-- Exercise inputs --
★ ★ ★ ★ ★ ★ ★
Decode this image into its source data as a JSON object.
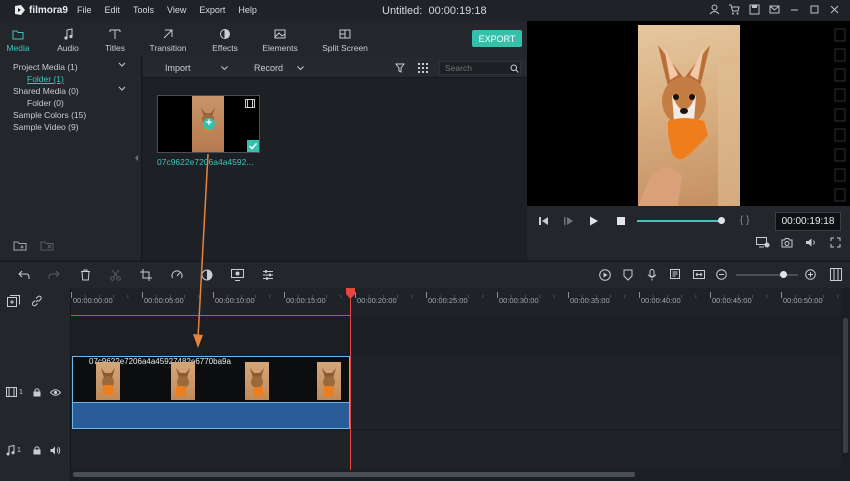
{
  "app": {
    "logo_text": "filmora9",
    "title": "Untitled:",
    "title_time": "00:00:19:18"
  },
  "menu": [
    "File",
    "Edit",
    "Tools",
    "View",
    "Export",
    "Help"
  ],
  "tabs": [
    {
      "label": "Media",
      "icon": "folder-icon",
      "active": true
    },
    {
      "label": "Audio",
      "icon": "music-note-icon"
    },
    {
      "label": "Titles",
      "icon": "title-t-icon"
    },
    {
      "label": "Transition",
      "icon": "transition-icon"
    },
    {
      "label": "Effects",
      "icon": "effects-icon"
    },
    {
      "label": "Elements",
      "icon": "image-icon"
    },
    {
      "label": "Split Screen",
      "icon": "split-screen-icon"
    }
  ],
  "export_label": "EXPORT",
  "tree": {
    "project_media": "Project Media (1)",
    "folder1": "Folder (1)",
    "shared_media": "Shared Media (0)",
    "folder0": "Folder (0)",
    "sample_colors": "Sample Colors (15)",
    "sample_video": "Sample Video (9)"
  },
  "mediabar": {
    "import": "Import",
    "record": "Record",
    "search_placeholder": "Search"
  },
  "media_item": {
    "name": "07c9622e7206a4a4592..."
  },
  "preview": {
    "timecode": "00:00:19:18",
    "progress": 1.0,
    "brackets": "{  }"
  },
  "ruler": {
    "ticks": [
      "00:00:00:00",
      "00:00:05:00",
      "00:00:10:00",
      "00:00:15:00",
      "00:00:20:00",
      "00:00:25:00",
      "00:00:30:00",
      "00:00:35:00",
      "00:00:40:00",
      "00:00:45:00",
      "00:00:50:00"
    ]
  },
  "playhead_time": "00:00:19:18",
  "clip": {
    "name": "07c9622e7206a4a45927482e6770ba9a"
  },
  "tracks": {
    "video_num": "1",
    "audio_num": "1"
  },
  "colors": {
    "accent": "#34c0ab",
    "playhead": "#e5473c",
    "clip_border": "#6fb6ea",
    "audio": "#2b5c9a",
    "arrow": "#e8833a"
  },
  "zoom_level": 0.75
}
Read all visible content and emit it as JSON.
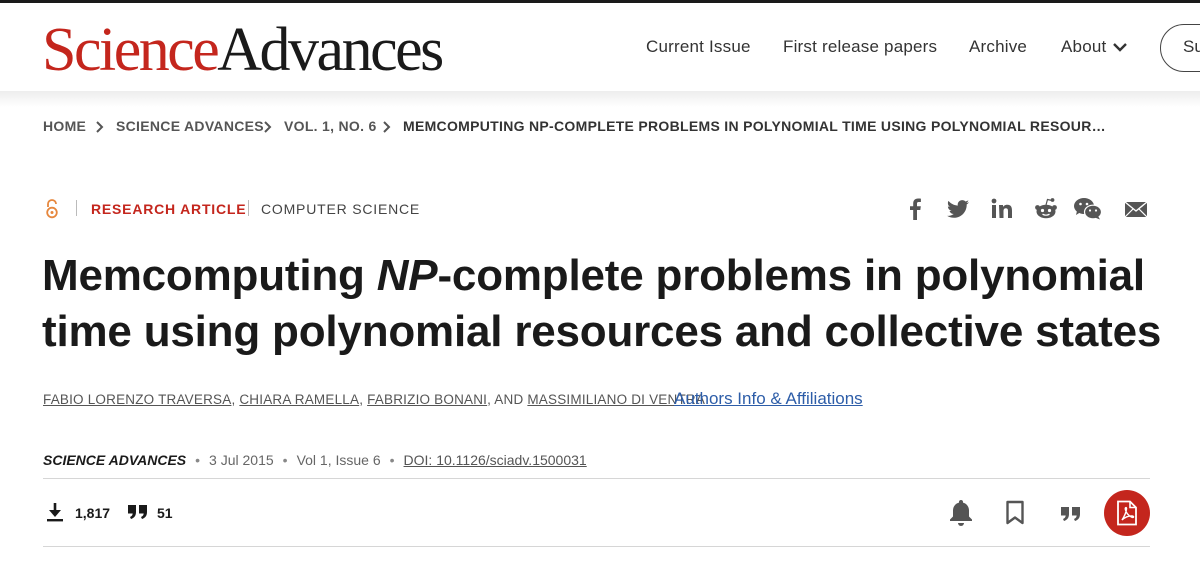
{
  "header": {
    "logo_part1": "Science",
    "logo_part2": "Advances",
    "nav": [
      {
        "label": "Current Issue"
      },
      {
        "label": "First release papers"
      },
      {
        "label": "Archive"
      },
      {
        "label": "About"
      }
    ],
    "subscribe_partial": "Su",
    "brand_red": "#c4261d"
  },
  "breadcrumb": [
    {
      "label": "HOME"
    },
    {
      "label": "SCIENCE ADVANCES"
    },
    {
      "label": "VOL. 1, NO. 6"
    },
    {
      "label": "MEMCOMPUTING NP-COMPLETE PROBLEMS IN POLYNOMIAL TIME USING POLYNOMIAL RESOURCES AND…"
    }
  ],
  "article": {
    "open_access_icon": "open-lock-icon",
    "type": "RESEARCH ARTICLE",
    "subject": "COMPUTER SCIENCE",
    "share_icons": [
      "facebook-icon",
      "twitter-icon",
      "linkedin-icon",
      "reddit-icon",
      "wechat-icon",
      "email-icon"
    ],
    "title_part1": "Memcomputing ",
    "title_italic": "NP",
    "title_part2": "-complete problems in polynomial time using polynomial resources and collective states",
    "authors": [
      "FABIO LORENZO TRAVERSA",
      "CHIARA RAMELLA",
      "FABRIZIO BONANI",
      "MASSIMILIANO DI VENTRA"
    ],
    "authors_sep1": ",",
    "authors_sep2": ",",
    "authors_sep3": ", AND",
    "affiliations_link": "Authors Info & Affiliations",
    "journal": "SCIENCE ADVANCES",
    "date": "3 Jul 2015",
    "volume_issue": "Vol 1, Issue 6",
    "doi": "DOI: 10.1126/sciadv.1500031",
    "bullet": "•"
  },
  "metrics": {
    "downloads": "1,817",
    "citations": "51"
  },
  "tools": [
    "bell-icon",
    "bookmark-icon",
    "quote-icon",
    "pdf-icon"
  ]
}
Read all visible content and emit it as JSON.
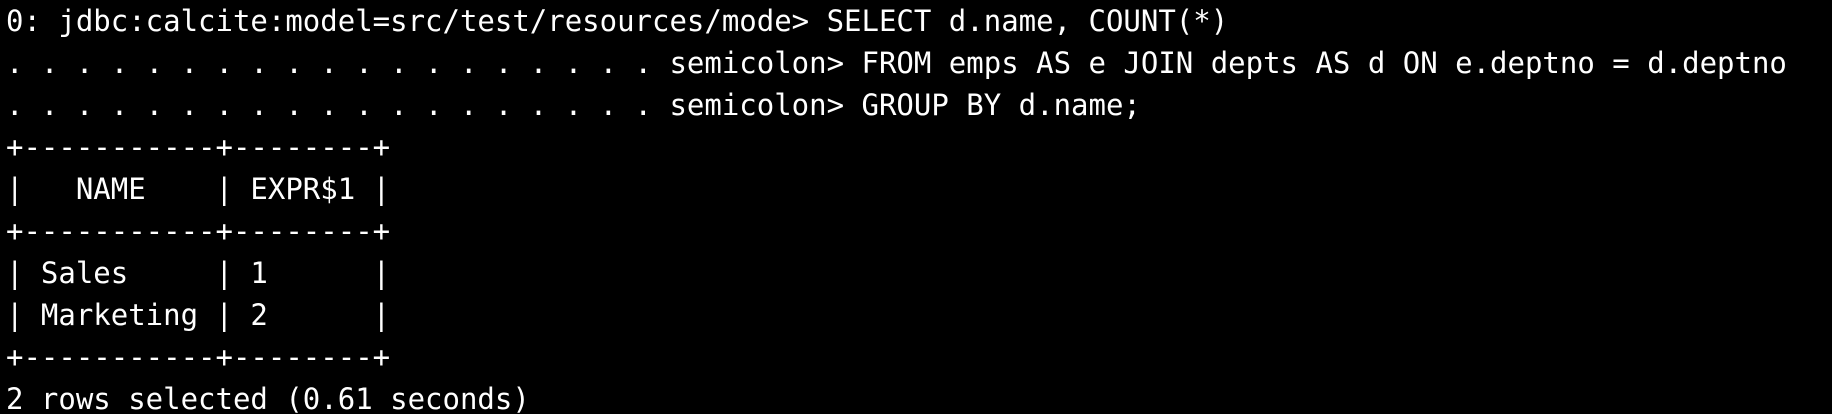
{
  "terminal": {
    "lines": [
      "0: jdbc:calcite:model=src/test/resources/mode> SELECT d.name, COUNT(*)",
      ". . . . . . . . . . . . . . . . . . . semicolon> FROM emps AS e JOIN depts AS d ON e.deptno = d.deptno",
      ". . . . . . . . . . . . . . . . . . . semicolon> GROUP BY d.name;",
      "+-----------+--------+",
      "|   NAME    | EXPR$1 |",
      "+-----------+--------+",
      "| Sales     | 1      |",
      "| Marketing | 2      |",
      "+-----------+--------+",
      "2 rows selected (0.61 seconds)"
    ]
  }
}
★ ★ ★ ★ ★ ★ ★
-- Task goal --
Retype the listing exactly. Pictures do not belong in the copy.

-- Worked solution --
Decode this image into its source data as a JSON object.
{
  "app": {
    "logo_text": "filmora9",
    "title": "Untitled:",
    "title_time": "00:00:19:18"
  },
  "menu": [
    "File",
    "Edit",
    "Tools",
    "View",
    "Export",
    "Help"
  ],
  "tabs": [
    {
      "label": "Media",
      "icon": "folder-icon",
      "active": true
    },
    {
      "label": "Audio",
      "icon": "music-note-icon"
    },
    {
      "label": "Titles",
      "icon": "title-t-icon"
    },
    {
      "label": "Transition",
      "icon": "transition-icon"
    },
    {
      "label": "Effects",
      "icon": "effects-icon"
    },
    {
      "label": "Elements",
      "icon": "image-icon"
    },
    {
      "label": "Split Screen",
      "icon": "split-screen-icon"
    }
  ],
  "export_label": "EXPORT",
  "tree": {
    "project_media": "Project Media (1)",
    "folder1": "Folder (1)",
    "shared_media": "Shared Media (0)",
    "folder0": "Folder (0)",
    "sample_colors": "Sample Colors (15)",
    "sample_video": "Sample Video (9)"
  },
  "mediabar": {
    "import": "Import",
    "record": "Record",
    "search_placeholder": "Search"
  },
  "media_item": {
    "name": "07c9622e7206a4a4592..."
  },
  "preview": {
    "timecode": "00:00:19:18",
    "progress": 1.0,
    "brackets": "{  }"
  },
  "ruler": {
    "ticks": [
      "00:00:00:00",
      "00:00:05:00",
      "00:00:10:00",
      "00:00:15:00",
      "00:00:20:00",
      "00:00:25:00",
      "00:00:30:00",
      "00:00:35:00",
      "00:00:40:00",
      "00:00:45:00",
      "00:00:50:00"
    ]
  },
  "playhead_time": "00:00:19:18",
  "clip": {
    "name": "07c9622e7206a4a45927482e6770ba9a"
  },
  "tracks": {
    "video_num": "1",
    "audio_num": "1"
  },
  "colors": {
    "accent": "#34c0ab",
    "playhead": "#e5473c",
    "clip_border": "#6fb6ea",
    "audio": "#2b5c9a",
    "arrow": "#e8833a"
  },
  "zoom_level": 0.75
}
Read all visible content and emit it as JSON.
{
  "header": {
    "logo_part1": "Science",
    "logo_part2": "Advances",
    "nav": [
      {
        "label": "Current Issue"
      },
      {
        "label": "First release papers"
      },
      {
        "label": "Archive"
      },
      {
        "label": "About"
      }
    ],
    "subscribe_partial": "Su",
    "brand_red": "#c4261d"
  },
  "breadcrumb": [
    {
      "label": "HOME"
    },
    {
      "label": "SCIENCE ADVANCES"
    },
    {
      "label": "VOL. 1, NO. 6"
    },
    {
      "label": "MEMCOMPUTING NP-COMPLETE PROBLEMS IN POLYNOMIAL TIME USING POLYNOMIAL RESOURCES AND…"
    }
  ],
  "article": {
    "open_access_icon": "open-lock-icon",
    "type": "RESEARCH ARTICLE",
    "subject": "COMPUTER SCIENCE",
    "share_icons": [
      "facebook-icon",
      "twitter-icon",
      "linkedin-icon",
      "reddit-icon",
      "wechat-icon",
      "email-icon"
    ],
    "title_part1": "Memcomputing ",
    "title_italic": "NP",
    "title_part2": "-complete problems in polynomial time using polynomial resources and collective states",
    "authors": [
      "FABIO LORENZO TRAVERSA",
      "CHIARA RAMELLA",
      "FABRIZIO BONANI",
      "MASSIMILIANO DI VENTRA"
    ],
    "authors_sep1": ",",
    "authors_sep2": ",",
    "authors_sep3": ", AND",
    "affiliations_link": "Authors Info & Affiliations",
    "journal": "SCIENCE ADVANCES",
    "date": "3 Jul 2015",
    "volume_issue": "Vol 1, Issue 6",
    "doi": "DOI: 10.1126/sciadv.1500031",
    "bullet": "•"
  },
  "metrics": {
    "downloads": "1,817",
    "citations": "51"
  },
  "tools": [
    "bell-icon",
    "bookmark-icon",
    "quote-icon",
    "pdf-icon"
  ]
}
Read all visible content and emit it as JSON.
{
  "terminal": {
    "lines": [
      "0: jdbc:calcite:model=src/test/resources/mode> SELECT d.name, COUNT(*)",
      ". . . . . . . . . . . . . . . . . . . semicolon> FROM emps AS e JOIN depts AS d ON e.deptno = d.deptno",
      ". . . . . . . . . . . . . . . . . . . semicolon> GROUP BY d.name;",
      "+-----------+--------+",
      "|   NAME    | EXPR$1 |",
      "+-----------+--------+",
      "| Sales     | 1      |",
      "| Marketing | 2      |",
      "+-----------+--------+",
      "2 rows selected (0.61 seconds)"
    ]
  }
}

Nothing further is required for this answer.